§ RECORDED DATA
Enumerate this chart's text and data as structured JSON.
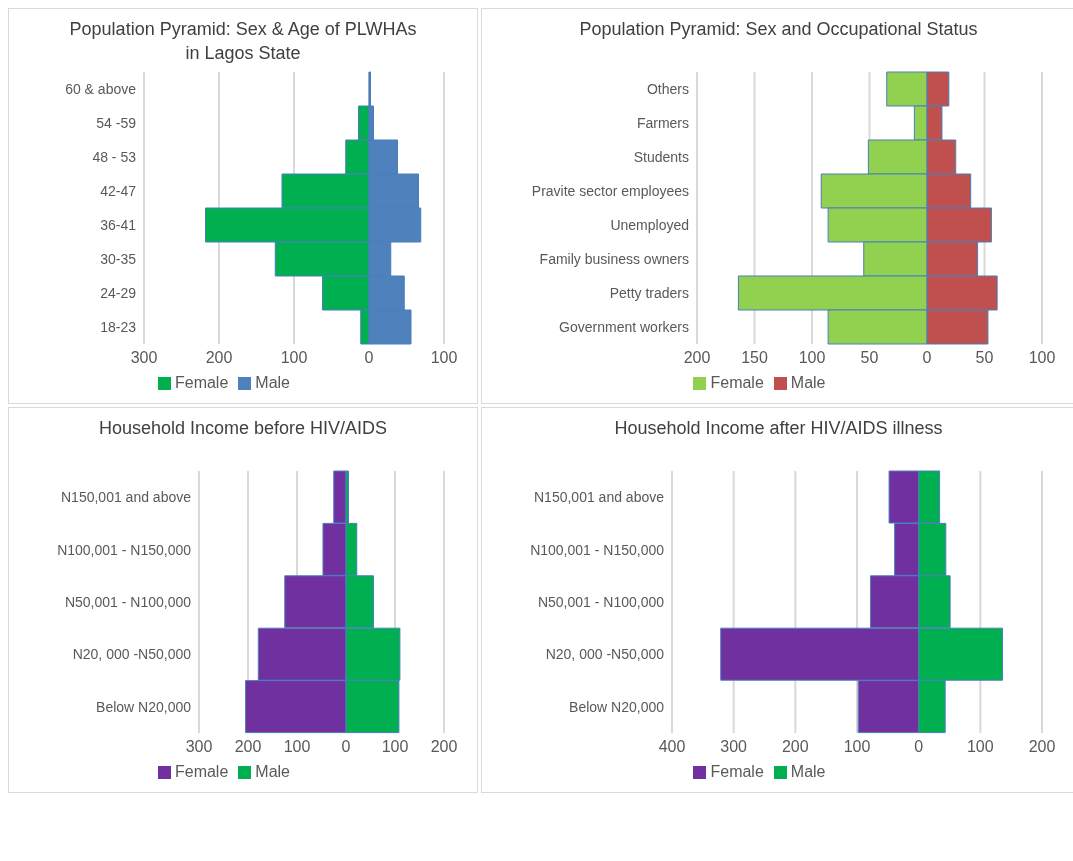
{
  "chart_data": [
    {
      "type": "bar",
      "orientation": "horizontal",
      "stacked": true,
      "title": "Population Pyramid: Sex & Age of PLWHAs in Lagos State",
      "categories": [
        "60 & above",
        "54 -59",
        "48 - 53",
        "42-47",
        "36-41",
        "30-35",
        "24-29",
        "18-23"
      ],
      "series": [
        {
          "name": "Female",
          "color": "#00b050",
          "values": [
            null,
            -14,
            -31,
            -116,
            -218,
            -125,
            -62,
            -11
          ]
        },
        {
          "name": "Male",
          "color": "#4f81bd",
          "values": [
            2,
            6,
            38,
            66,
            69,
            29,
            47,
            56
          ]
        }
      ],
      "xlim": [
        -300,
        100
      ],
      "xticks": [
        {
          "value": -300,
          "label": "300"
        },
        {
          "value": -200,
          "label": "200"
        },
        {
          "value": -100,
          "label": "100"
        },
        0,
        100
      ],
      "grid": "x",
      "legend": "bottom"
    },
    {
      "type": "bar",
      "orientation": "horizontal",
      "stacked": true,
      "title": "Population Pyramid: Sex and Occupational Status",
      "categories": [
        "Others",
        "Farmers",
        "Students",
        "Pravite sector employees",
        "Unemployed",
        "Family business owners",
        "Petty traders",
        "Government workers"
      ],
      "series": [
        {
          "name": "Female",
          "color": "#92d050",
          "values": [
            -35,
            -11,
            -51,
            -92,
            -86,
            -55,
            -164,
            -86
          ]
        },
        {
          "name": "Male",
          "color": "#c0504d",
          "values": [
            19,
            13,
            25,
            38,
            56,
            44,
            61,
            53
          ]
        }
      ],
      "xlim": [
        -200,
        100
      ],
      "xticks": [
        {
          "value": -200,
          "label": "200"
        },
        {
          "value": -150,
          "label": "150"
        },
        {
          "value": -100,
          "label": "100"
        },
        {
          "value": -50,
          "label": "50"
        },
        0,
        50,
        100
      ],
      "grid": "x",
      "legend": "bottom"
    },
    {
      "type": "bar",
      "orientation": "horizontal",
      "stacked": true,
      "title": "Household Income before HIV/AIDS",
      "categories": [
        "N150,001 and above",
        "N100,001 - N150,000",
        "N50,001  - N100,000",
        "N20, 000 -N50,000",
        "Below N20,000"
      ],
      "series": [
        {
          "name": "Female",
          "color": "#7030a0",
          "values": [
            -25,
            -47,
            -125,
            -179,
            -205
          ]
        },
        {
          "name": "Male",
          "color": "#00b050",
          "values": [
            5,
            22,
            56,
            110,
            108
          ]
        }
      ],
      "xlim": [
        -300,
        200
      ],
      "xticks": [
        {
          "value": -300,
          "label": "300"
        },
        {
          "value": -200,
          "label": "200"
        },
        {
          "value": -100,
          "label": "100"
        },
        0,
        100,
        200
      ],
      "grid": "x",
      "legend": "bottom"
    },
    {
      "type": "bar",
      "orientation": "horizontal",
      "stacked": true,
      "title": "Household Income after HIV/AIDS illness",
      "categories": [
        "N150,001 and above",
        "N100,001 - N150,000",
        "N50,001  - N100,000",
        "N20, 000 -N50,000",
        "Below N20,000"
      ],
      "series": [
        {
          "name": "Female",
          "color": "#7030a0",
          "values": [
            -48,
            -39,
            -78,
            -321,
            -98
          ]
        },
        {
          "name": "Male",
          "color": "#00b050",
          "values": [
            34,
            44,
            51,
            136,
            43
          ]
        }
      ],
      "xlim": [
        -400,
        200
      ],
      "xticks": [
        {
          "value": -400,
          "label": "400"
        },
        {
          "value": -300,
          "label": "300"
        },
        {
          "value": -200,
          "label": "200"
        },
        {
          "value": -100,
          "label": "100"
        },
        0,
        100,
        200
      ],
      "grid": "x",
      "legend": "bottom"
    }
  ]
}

§ PROBLEM STATEMENT
Without the pictures, repeat the listing above exactly.

§ EXERCISE ANSWER
Enumerate this chart's text and data as structured JSON.
{
  "chart_data": [
    {
      "type": "bar",
      "orientation": "horizontal",
      "stacked": true,
      "title": "Population Pyramid: Sex & Age of PLWHAs in Lagos State",
      "categories": [
        "60 & above",
        "54 -59",
        "48 - 53",
        "42-47",
        "36-41",
        "30-35",
        "24-29",
        "18-23"
      ],
      "series": [
        {
          "name": "Female",
          "color": "#00b050",
          "values": [
            null,
            -14,
            -31,
            -116,
            -218,
            -125,
            -62,
            -11
          ]
        },
        {
          "name": "Male",
          "color": "#4f81bd",
          "values": [
            2,
            6,
            38,
            66,
            69,
            29,
            47,
            56
          ]
        }
      ],
      "xlim": [
        -300,
        100
      ],
      "xticks": [
        {
          "value": -300,
          "label": "300"
        },
        {
          "value": -200,
          "label": "200"
        },
        {
          "value": -100,
          "label": "100"
        },
        0,
        100
      ],
      "grid": "x",
      "legend": "bottom"
    },
    {
      "type": "bar",
      "orientation": "horizontal",
      "stacked": true,
      "title": "Population Pyramid: Sex and Occupational Status",
      "categories": [
        "Others",
        "Farmers",
        "Students",
        "Pravite sector employees",
        "Unemployed",
        "Family business owners",
        "Petty traders",
        "Government workers"
      ],
      "series": [
        {
          "name": "Female",
          "color": "#92d050",
          "values": [
            -35,
            -11,
            -51,
            -92,
            -86,
            -55,
            -164,
            -86
          ]
        },
        {
          "name": "Male",
          "color": "#c0504d",
          "values": [
            19,
            13,
            25,
            38,
            56,
            44,
            61,
            53
          ]
        }
      ],
      "xlim": [
        -200,
        100
      ],
      "xticks": [
        {
          "value": -200,
          "label": "200"
        },
        {
          "value": -150,
          "label": "150"
        },
        {
          "value": -100,
          "label": "100"
        },
        {
          "value": -50,
          "label": "50"
        },
        0,
        50,
        100
      ],
      "grid": "x",
      "legend": "bottom"
    },
    {
      "type": "bar",
      "orientation": "horizontal",
      "stacked": true,
      "title": "Household Income before HIV/AIDS",
      "categories": [
        "N150,001 and above",
        "N100,001 - N150,000",
        "N50,001  - N100,000",
        "N20, 000 -N50,000",
        "Below N20,000"
      ],
      "series": [
        {
          "name": "Female",
          "color": "#7030a0",
          "values": [
            -25,
            -47,
            -125,
            -179,
            -205
          ]
        },
        {
          "name": "Male",
          "color": "#00b050",
          "values": [
            5,
            22,
            56,
            110,
            108
          ]
        }
      ],
      "xlim": [
        -300,
        200
      ],
      "xticks": [
        {
          "value": -300,
          "label": "300"
        },
        {
          "value": -200,
          "label": "200"
        },
        {
          "value": -100,
          "label": "100"
        },
        0,
        100,
        200
      ],
      "grid": "x",
      "legend": "bottom"
    },
    {
      "type": "bar",
      "orientation": "horizontal",
      "stacked": true,
      "title": "Household Income after HIV/AIDS illness",
      "categories": [
        "N150,001 and above",
        "N100,001 - N150,000",
        "N50,001  - N100,000",
        "N20, 000 -N50,000",
        "Below N20,000"
      ],
      "series": [
        {
          "name": "Female",
          "color": "#7030a0",
          "values": [
            -48,
            -39,
            -78,
            -321,
            -98
          ]
        },
        {
          "name": "Male",
          "color": "#00b050",
          "values": [
            34,
            44,
            51,
            136,
            43
          ]
        }
      ],
      "xlim": [
        -400,
        200
      ],
      "xticks": [
        {
          "value": -400,
          "label": "400"
        },
        {
          "value": -300,
          "label": "300"
        },
        {
          "value": -200,
          "label": "200"
        },
        {
          "value": -100,
          "label": "100"
        },
        0,
        100,
        200
      ],
      "grid": "x",
      "legend": "bottom"
    }
  ]
}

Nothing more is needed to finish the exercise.